[JOBS]
- 1) Condense the paragraph of the remarks beginning "I am pleased to be able to share" into one sentence that keeps its main facts.
- 2) Using the remarks, mark each statement yes or no and quote the exact words that decide it: (a) The Office of International Programs will coordinate with AQSIQ staff. (b) CPSC has already set up certification programs with universities. (c) The staffs will be working over the next three days.

What our Strategic Plan also will do is help us turn hazard identification into injury prevention and life saving.
In addition to rigorous hazard identification, the Strategic Plan has a specific goal calling for CPSC to have a commitment to prevention.
Our new Office of Education, Global Outreach, and Small Business Ombudsman will play a major role in carrying out this goal.
I am pleased to be able to share with all of you that Dean Woodard was just appointed this week to be the new Director of the office. Dean was a senior manager in our Office of Compliance and has experience in academia, business, and international standards-making.
Dean, please stand.
The new office will be tasked with staying committed to the vision of achieving best manufacturing and best import practices in China and the United States.
And the Office of International Programs will coordinate even more closely with AQSIQ staff, key manufacturing associations, and importers and exporters in China and the United States.
I believe that by establishing an office dedicated to addressing the questions and concerns of the regulated community, CPSC can facilitate the transfer of knowledge across industries and borders.
This, I believe, will ultimately create safer products through better educated manufacturers.
I am hopeful that our new Office of Education also can collaborate with colleges and universities on special educational courses, domestically and internationally.
In fact, CPSC is already involved in ongoing conversations with several institutions of higher learning to explore the development of meaningful certification programs related to best manufacturing processes in China.
It is my hope that this initiative can result in academia playing a leading role in training a future generation of experts in supply chain management.
This is my vision of the future. It is ambitious, it requires integration and collaboration, and it seeks to bring mutual benefits to consumers and companies who do business in the United States and China.
I would like to close my remarks this morning by expressing my hope that the work informed and inspired by this summit will result in safer products.
We can learn from each other's experiences and apply that to the benefit of consumers in each other's jurisdictions.
Our staffs will be working hard over the next two days and looking for opportunities to enhance our coordination and build on the progress we have made.
Vice Minister Sun, I look forward to our meetings together, to providing you with a tour of new product testing and evaluation center, and announcing the results of our summit.
I would also like to express my deep appreciation for the extraordinary efforts of our colleagues at the State Department for allowing us to use this outstanding conference center.
To all of the attendees, thank you for joining us and enjoy the summit.

[Annotated region listings]
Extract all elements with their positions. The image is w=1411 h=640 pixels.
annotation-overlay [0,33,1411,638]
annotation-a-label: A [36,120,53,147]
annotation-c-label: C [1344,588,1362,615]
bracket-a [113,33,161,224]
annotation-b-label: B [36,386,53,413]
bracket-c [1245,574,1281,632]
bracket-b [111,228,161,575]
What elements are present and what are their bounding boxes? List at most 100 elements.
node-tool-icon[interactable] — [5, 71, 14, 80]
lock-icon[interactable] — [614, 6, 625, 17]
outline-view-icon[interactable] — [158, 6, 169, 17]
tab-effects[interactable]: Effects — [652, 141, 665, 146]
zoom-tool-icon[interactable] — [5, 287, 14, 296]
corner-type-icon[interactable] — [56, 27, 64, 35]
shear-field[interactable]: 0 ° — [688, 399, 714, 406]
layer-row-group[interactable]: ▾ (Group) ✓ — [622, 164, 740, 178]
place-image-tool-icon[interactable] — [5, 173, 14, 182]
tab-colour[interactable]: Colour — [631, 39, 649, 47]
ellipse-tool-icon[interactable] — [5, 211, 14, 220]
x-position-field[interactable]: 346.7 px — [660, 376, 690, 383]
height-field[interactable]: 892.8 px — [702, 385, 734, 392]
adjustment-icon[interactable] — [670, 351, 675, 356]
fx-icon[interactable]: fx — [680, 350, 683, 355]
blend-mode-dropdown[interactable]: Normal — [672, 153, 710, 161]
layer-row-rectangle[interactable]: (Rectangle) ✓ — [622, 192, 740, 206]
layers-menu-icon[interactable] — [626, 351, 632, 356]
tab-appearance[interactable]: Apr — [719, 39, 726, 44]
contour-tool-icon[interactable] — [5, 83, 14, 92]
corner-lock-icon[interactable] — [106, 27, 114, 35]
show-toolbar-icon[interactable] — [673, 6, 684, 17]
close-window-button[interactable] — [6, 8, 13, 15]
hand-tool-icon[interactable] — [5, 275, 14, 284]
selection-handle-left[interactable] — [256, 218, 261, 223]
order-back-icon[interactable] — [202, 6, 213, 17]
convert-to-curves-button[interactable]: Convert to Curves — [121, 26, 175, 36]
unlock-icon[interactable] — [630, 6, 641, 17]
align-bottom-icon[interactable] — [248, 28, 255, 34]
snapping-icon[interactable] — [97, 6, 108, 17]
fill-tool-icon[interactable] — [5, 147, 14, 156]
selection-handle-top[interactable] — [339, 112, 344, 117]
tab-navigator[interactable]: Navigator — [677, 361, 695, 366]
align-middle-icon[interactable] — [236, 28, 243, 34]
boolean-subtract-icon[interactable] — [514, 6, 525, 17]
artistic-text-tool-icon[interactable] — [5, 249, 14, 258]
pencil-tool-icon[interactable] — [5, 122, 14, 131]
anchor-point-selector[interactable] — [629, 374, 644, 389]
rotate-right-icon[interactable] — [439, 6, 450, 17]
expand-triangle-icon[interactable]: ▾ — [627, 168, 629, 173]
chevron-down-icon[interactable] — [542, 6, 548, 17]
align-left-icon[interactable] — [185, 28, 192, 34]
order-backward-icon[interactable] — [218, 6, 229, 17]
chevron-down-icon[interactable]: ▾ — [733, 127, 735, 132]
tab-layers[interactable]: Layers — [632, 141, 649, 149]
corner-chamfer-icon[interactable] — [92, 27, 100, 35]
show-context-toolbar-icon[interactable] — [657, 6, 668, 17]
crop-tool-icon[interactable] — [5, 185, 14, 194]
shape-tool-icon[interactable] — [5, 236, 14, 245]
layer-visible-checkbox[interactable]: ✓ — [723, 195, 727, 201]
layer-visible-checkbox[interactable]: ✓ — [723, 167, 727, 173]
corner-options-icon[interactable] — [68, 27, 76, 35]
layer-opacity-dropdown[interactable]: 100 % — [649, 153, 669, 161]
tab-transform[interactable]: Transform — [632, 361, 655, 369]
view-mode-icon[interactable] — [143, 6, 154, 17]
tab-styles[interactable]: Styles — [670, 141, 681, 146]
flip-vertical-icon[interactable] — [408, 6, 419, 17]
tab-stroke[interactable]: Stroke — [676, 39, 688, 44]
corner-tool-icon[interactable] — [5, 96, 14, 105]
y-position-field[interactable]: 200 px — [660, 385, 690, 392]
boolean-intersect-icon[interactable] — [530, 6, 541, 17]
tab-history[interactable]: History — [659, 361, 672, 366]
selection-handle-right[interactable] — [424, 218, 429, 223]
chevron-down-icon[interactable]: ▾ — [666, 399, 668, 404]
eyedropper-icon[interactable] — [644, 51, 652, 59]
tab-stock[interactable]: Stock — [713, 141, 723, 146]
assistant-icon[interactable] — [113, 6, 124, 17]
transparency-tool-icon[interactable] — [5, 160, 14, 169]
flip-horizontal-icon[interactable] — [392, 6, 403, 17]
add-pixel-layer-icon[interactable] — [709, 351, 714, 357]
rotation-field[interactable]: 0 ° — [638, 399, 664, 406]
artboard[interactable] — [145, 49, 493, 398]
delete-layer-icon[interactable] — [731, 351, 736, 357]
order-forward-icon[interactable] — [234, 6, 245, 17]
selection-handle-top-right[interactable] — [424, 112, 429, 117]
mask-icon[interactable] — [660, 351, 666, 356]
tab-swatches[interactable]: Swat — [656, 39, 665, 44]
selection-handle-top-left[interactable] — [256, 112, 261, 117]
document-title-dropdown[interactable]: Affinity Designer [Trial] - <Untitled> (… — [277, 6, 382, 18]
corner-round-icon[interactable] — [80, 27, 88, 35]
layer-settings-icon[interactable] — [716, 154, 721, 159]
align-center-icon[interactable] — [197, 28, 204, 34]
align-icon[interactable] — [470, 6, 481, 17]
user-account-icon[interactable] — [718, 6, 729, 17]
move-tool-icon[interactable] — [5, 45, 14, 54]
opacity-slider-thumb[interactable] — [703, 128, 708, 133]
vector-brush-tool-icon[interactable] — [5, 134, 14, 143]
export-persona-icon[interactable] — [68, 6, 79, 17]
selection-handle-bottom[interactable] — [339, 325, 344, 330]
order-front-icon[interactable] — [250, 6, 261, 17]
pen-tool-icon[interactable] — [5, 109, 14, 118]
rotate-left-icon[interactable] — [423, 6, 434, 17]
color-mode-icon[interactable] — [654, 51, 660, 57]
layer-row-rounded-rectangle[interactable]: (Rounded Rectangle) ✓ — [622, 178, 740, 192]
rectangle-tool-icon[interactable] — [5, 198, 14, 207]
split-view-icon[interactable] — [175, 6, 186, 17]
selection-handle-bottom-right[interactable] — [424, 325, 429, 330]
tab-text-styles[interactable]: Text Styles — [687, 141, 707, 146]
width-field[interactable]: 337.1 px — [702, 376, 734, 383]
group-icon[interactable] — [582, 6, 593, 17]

[ANSWERS BY TASK]
- 1) Dean Woodard, a senior manager in the Office of Compliance with experience in academia, business, and international standards-making, was appointed this week as the office's new Director.

- 2)
(a) Yes: "the Office of International Programs will coordinate even more closely with AQSIQ staff"
(b) No: "CPSC is already involved in ongoing conversations with several institutions of higher learning to explore the development of meaningful certification programs"
(c) No: "Our staffs will be working hard over the next two days"